_ИСХОДНЫЙ ОТРЫВОК_:
Я связался с компанией шестиклассников. У меня почти всегда были друзья старше меня. Будучи более взрослыми, 18 или 19 лет, они еще меньше уделяли внимания занятиям в школе, чем я, и частенько пропускали уроки, чтобы посидеть в баре, играя в бильярд или читая газету. Я стал постоянно проводить с ними время, что не очень радовало моих учителей. Однажды они вызвали моих родителей и сообщили им, что я прогуливаю. Меня отстранили от занятий на неделю.
Я пребывал в счастливом неведении относительно этого, когда однажды вечером около восьми пришел домой с тренировки. Я ввалился в квартиру, довольный как слон, улыбнулся во весь рот и поздоровался с отцом: «Привет, папа, как прошел день?»
Его ответом стал удар рукой по моим губам. Я сразу понял, что всплыла вся правда. Меня полностью разоблачили, выхода не было. Или был? Я сделал то, что часто делал ребенком. Я разрыдался и стал выдумывать оправдания. Помните, как кто-то сказал: «Чем наглее ложь, тем больше шансов, что ей кто-нибудь поверит»? Такой была моя стратегия.
«Папа, извини! – рыдая, начал оправдываться я. – Но ты должен понять. Я могу все объяснить. В школе неспокойно. Подрались ученики-коммунисты с учениками-правыми. Некоторые принесли пистолеты, началась перестрелка… Я, я испугался, папа… Мне пришлось спасаться, пистолеты, пули и…»
Большая ошибка.
«Довольно этой чепухи! – взревел отец. – Довольно этой глупой, глупой лжи! Ты обязан посещать школу!»
У меня душа ушла в пятки.
«Я потратил 150 000 лир на твои книги, 150 000 лир на твои глупые учебники по электромеханике! Ты понимаешь, сколько это денег?»
Вот что по-настоящему дошло до моего сознания. Деньги. Думаю, многие, услышав это слово, скривятся и скажут, что «Образование ценно само по себе, и неправильно, что Паоло должен был посещать школу, только потому, что его отец купил ему учебники».
Ну что же, каждый имеет право на собственное мнение. Но чего эти люди не понимают – это насколько важны для нас были деньги. Когда растешь в такой среде, в которой вырос я, не вспоминаешь о высоких идеалах и моральных ценностях. Для тебя главное – добыть хлеб насущный, а для этого нужны деньги. Я знал, что для нас значила сумма в 150 000 лир (80 фунтов в то время), и чувствовал себя отвратительно.
«Но знаешь что: если не хочешь ходить в школу – не ходи, - сказал он, немного смягчив тон. – Не надо».
Я посмотрел на него с удивлением.
«Не надо?»
В тот момент я подумал, что школу и правда лучше бросить. Что угодно, кроме школы, особенно если это избавляло меня от наказания. Я сказал отцу, что сделаю все, что нужно. Я был готов работать.
На следующее утро отец поднял меня в 5 часов.
«Паоло, вставай! – сказал он бодро. – Время идти на работу».
Я еще до конца не проснулся, и моя кровать казалась мне самым теплым и уютным местом на свете. Мне ужасно не хотелось вставать.

_СОБРАННЫЕ ДАННЫЕ_:
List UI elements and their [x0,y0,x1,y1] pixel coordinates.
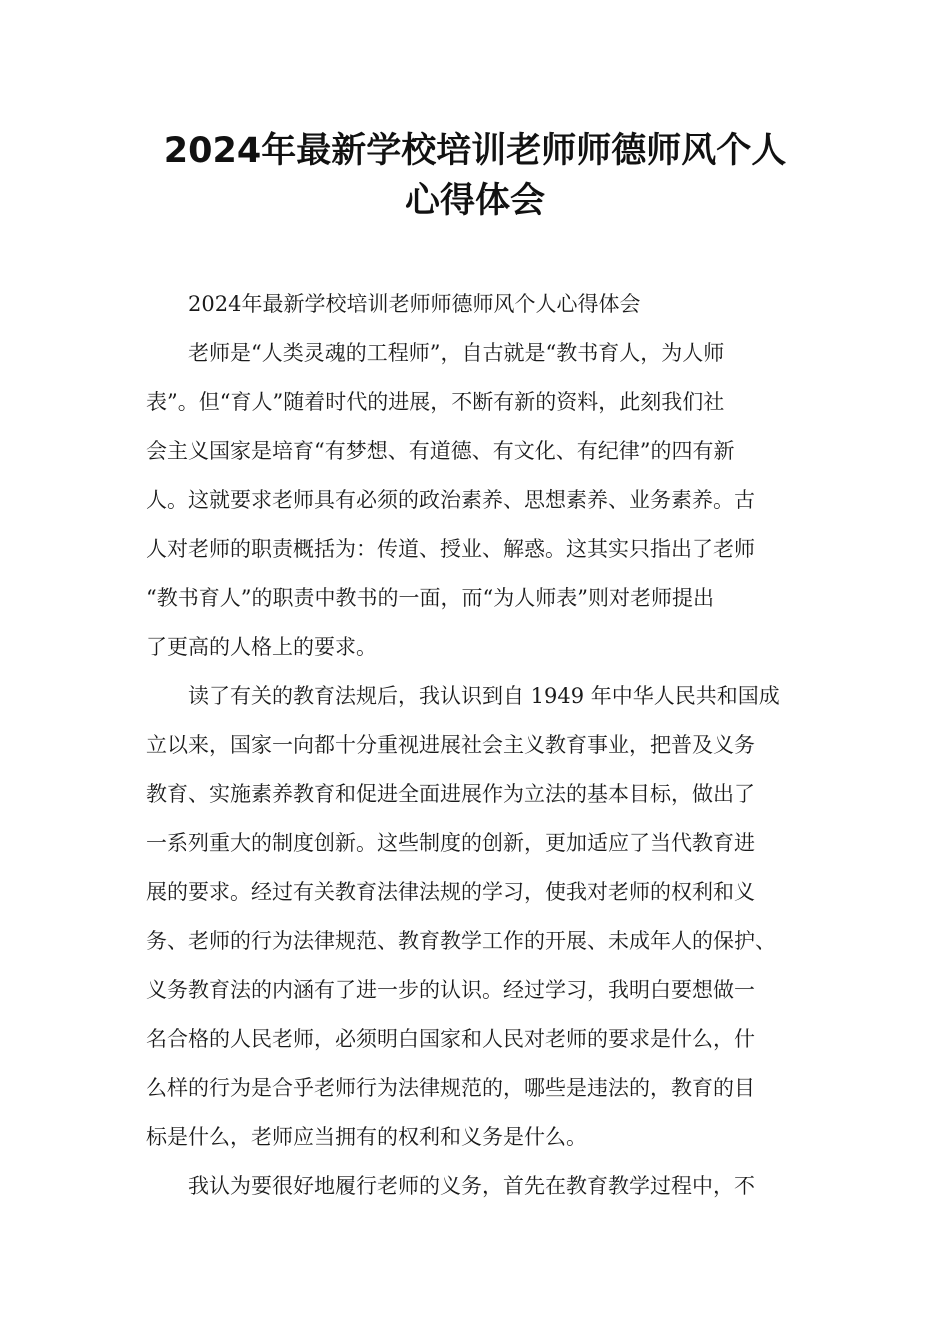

_ЗАДАНИЕ_: Во сколько, согласно отрывку, отец поднял Паоло на следующее утро?

_ПОЛНЫЙ ОТВЕТ_: В 5 часов.